** start Data provided **

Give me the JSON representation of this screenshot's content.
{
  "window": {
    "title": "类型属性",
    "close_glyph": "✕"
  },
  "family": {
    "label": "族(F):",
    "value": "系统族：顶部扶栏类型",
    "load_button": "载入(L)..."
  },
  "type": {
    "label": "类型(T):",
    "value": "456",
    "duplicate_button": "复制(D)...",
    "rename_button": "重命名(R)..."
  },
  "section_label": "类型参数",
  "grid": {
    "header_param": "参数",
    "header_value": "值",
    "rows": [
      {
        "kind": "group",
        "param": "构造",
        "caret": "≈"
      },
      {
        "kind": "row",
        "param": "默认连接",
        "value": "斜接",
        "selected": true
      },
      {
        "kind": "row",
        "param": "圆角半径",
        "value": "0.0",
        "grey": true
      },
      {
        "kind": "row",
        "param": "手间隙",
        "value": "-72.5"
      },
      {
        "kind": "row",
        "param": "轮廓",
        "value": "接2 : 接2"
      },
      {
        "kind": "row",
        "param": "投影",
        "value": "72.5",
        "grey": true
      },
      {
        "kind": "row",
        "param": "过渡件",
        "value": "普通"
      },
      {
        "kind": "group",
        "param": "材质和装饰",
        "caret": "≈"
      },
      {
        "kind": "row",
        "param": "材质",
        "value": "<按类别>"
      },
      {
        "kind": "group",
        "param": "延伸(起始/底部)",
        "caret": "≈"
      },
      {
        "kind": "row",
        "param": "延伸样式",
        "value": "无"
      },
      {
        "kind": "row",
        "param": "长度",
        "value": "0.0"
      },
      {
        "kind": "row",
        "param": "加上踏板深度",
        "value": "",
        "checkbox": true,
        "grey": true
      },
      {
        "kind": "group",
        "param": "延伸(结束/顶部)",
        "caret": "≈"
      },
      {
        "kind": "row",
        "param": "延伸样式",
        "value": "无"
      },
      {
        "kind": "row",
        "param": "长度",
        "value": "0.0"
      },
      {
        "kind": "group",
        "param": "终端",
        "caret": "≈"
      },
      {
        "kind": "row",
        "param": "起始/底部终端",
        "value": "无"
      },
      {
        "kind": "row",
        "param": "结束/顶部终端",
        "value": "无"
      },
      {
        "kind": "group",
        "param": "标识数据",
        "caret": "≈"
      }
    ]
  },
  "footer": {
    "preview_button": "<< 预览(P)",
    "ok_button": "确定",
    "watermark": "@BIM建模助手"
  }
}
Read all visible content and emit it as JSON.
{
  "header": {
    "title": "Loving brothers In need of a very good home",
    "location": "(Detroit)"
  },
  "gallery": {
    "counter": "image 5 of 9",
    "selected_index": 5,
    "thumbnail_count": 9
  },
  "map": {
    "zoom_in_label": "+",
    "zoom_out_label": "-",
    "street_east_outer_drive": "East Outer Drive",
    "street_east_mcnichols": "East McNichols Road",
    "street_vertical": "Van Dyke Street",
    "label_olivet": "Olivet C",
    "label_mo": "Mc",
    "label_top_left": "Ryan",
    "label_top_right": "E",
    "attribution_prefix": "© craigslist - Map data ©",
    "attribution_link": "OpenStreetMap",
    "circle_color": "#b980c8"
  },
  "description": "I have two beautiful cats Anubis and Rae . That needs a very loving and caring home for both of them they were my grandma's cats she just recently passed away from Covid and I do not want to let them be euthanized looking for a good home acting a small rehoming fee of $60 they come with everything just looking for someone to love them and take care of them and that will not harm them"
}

** end Data provided **

What is asked
Retype every record above exactly as written.

Answer in full
Give me the JSON representation of this screenshot's content.
{
  "window": {
    "title": "类型属性",
    "close_glyph": "✕"
  },
  "family": {
    "label": "族(F):",
    "value": "系统族：顶部扶栏类型",
    "load_button": "载入(L)..."
  },
  "type": {
    "label": "类型(T):",
    "value": "456",
    "duplicate_button": "复制(D)...",
    "rename_button": "重命名(R)..."
  },
  "section_label": "类型参数",
  "grid": {
    "header_param": "参数",
    "header_value": "值",
    "rows": [
      {
        "kind": "group",
        "param": "构造",
        "caret": "≈"
      },
      {
        "kind": "row",
        "param": "默认连接",
        "value": "斜接",
        "selected": true
      },
      {
        "kind": "row",
        "param": "圆角半径",
        "value": "0.0",
        "grey": true
      },
      {
        "kind": "row",
        "param": "手间隙",
        "value": "-72.5"
      },
      {
        "kind": "row",
        "param": "轮廓",
        "value": "接2 : 接2"
      },
      {
        "kind": "row",
        "param": "投影",
        "value": "72.5",
        "grey": true
      },
      {
        "kind": "row",
        "param": "过渡件",
        "value": "普通"
      },
      {
        "kind": "group",
        "param": "材质和装饰",
        "caret": "≈"
      },
      {
        "kind": "row",
        "param": "材质",
        "value": "<按类别>"
      },
      {
        "kind": "group",
        "param": "延伸(起始/底部)",
        "caret": "≈"
      },
      {
        "kind": "row",
        "param": "延伸样式",
        "value": "无"
      },
      {
        "kind": "row",
        "param": "长度",
        "value": "0.0"
      },
      {
        "kind": "row",
        "param": "加上踏板深度",
        "value": "",
        "checkbox": true,
        "grey": true
      },
      {
        "kind": "group",
        "param": "延伸(结束/顶部)",
        "caret": "≈"
      },
      {
        "kind": "row",
        "param": "延伸样式",
        "value": "无"
      },
      {
        "kind": "row",
        "param": "长度",
        "value": "0.0"
      },
      {
        "kind": "group",
        "param": "终端",
        "caret": "≈"
      },
      {
        "kind": "row",
        "param": "起始/底部终端",
        "value": "无"
      },
      {
        "kind": "row",
        "param": "结束/顶部终端",
        "value": "无"
      },
      {
        "kind": "group",
        "param": "标识数据",
        "caret": "≈"
      }
    ]
  },
  "footer": {
    "preview_button": "<< 预览(P)",
    "ok_button": "确定",
    "watermark": "@BIM建模助手"
  }
}
Read all visible content and emit it as JSON.
{
  "header": {
    "title": "Loving brothers In need of a very good home",
    "location": "(Detroit)"
  },
  "gallery": {
    "counter": "image 5 of 9",
    "selected_index": 5,
    "thumbnail_count": 9
  },
  "map": {
    "zoom_in_label": "+",
    "zoom_out_label": "-",
    "street_east_outer_drive": "East Outer Drive",
    "street_east_mcnichols": "East McNichols Road",
    "street_vertical": "Van Dyke Street",
    "label_olivet": "Olivet C",
    "label_mo": "Mc",
    "label_top_left": "Ryan",
    "label_top_right": "E",
    "attribution_prefix": "© craigslist - Map data ©",
    "attribution_link": "OpenStreetMap",
    "circle_color": "#b980c8"
  },
  "description": "I have two beautiful cats Anubis and Rae . That needs a very loving and caring home for both of them they were my grandma's cats she just recently passed away from Covid and I do not want to let them be euthanized looking for a good home acting a small rehoming fee of $60 they come with everything just looking for someone to love them and take care of them and that will not harm them"
}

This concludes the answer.